■ Goal of the exercise: Do any lines in the data below contain "shortcut"? If so, copy every one of them.

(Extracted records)
————

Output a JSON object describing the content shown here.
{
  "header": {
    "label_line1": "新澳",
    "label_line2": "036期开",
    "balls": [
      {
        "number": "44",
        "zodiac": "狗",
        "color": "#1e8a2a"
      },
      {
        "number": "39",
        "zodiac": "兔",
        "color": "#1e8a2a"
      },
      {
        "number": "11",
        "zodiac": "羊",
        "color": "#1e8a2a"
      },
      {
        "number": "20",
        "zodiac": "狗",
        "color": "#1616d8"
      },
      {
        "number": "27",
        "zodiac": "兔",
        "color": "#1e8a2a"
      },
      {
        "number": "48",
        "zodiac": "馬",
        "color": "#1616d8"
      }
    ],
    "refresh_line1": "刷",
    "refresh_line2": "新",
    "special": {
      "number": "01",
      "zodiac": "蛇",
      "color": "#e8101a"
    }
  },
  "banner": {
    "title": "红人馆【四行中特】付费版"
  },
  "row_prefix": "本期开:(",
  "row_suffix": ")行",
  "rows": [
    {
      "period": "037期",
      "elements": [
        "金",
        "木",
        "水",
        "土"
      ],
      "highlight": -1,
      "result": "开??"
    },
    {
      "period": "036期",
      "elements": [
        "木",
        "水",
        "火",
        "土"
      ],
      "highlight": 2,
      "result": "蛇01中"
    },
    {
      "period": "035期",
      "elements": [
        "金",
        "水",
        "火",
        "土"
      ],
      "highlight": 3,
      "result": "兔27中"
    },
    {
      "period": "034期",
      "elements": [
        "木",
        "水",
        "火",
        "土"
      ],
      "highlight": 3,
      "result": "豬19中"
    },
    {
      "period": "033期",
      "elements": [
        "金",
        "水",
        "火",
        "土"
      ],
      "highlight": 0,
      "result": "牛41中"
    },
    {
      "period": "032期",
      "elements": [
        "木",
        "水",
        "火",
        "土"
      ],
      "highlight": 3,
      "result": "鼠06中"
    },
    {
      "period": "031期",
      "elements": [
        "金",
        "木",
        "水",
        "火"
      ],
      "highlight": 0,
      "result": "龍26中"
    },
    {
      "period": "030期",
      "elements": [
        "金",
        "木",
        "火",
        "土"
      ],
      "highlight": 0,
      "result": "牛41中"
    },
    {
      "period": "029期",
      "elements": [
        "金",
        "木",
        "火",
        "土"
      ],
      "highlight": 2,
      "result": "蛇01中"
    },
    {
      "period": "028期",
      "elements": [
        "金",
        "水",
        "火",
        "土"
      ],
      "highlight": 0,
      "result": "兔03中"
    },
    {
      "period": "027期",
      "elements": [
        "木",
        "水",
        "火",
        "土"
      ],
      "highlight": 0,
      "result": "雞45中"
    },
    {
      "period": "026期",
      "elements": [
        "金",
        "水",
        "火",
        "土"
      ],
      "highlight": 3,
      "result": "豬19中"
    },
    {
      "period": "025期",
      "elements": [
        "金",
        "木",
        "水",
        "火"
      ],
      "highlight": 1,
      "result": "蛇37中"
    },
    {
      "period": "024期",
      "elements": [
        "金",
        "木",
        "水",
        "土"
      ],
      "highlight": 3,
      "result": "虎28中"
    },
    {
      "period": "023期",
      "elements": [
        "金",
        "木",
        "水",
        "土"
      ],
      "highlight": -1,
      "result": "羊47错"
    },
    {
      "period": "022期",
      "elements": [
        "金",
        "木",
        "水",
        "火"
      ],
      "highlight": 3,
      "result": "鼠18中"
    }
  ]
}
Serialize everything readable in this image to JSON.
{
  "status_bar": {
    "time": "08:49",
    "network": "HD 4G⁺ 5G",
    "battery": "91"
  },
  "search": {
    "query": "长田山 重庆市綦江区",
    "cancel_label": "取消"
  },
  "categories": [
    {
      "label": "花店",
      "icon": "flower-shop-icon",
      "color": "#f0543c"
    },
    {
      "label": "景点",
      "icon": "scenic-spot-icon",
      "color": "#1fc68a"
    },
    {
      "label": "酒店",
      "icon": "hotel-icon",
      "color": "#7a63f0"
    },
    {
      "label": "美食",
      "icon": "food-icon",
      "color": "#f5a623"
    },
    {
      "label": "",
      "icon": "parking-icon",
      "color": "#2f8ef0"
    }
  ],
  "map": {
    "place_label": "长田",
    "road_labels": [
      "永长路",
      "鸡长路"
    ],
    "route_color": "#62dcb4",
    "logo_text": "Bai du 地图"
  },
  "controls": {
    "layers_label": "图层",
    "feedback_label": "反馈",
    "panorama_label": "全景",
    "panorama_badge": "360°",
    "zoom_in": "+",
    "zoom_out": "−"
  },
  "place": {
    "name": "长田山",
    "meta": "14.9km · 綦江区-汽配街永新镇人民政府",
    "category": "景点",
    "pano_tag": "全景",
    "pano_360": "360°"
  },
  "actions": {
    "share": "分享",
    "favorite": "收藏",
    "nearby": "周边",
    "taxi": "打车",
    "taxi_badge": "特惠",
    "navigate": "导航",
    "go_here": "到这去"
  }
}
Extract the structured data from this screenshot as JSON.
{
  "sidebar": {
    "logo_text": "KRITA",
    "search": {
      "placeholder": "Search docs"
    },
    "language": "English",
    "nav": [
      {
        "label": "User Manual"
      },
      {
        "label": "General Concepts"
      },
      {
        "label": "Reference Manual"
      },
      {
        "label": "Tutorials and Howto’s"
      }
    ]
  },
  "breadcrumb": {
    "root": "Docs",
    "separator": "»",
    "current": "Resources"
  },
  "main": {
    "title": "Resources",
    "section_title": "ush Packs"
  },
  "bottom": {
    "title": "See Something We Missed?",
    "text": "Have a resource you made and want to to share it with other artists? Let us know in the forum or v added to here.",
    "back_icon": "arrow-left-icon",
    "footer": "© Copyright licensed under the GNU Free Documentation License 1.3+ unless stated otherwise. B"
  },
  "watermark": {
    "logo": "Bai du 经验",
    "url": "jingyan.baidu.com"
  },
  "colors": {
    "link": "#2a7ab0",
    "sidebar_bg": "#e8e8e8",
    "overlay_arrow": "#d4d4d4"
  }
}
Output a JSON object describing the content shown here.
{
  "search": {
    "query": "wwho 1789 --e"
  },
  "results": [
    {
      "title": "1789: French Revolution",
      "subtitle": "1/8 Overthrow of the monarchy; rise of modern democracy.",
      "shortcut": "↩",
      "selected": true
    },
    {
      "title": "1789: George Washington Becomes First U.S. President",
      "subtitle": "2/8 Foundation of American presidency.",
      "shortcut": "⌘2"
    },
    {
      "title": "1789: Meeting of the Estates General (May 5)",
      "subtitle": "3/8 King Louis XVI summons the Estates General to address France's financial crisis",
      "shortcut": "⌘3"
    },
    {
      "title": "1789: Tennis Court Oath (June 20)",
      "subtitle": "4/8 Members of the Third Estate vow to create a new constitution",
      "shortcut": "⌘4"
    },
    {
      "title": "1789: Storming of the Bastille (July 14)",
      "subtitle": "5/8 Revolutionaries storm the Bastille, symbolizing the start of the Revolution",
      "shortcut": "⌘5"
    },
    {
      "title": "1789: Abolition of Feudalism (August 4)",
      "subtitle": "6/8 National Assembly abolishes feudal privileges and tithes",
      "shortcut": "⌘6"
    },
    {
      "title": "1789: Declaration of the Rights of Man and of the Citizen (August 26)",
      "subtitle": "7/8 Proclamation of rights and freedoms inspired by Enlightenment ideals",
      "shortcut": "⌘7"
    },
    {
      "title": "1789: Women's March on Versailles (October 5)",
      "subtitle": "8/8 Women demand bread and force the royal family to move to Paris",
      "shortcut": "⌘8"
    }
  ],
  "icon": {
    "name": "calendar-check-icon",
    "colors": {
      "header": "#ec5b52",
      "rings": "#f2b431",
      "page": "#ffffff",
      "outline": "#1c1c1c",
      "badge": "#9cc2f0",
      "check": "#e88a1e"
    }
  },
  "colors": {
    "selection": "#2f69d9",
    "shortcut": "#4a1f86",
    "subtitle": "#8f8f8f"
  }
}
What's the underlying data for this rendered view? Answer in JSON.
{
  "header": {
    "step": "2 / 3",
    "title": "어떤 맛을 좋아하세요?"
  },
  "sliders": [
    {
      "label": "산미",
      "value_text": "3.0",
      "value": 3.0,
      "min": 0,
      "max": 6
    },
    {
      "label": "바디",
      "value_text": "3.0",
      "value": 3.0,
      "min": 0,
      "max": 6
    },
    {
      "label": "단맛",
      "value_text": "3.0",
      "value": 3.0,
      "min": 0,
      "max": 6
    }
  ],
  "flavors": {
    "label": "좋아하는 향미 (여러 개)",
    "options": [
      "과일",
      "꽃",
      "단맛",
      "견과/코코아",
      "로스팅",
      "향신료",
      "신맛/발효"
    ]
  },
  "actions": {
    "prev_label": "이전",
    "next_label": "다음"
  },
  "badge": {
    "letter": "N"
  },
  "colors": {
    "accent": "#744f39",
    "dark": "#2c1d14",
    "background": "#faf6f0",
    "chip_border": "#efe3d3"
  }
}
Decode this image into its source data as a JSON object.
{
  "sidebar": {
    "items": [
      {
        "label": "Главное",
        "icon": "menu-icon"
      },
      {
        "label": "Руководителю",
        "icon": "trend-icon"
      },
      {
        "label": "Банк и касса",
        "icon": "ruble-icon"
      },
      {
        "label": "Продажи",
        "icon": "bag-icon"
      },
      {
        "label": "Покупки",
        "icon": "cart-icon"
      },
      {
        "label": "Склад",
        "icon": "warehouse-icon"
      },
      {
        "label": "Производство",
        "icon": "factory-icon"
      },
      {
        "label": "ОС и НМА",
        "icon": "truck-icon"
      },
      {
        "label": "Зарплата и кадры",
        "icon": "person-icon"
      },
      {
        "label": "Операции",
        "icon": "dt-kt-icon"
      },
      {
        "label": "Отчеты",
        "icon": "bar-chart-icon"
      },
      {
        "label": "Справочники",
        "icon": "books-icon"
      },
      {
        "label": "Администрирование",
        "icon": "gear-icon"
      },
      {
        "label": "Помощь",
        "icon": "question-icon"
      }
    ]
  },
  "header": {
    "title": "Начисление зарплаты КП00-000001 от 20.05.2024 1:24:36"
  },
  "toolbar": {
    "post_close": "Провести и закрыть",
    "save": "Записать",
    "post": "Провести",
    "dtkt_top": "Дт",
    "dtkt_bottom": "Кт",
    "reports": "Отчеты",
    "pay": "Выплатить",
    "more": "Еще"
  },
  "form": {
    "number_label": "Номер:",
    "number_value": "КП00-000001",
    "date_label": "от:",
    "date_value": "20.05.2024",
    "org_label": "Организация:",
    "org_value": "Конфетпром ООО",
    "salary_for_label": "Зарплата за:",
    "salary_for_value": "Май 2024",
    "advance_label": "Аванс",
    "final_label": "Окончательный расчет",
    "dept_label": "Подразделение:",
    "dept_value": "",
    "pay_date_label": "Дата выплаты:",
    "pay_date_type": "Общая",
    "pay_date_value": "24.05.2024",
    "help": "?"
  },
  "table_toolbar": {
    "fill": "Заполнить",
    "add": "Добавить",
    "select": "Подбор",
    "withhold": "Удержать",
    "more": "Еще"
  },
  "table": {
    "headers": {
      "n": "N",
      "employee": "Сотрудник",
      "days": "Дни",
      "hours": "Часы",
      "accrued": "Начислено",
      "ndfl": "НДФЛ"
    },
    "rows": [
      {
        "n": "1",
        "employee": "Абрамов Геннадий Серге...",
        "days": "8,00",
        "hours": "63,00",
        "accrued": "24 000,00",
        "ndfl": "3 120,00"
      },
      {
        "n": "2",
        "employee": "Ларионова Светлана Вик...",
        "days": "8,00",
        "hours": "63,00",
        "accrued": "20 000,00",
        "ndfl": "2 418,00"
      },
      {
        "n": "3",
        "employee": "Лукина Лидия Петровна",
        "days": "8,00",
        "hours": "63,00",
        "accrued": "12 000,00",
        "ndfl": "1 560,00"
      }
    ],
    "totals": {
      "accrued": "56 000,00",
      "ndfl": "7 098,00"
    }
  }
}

————

■ Answer for this exercise:
      "shortcut": "↩",
      "shortcut": "⌘2"
      "shortcut": "⌘3"
      "shortcut": "⌘4"
      "shortcut": "⌘5"
      "shortcut": "⌘6"
      "shortcut": "⌘7"
      "shortcut": "⌘8"
    "shortcut": "#4a1f86",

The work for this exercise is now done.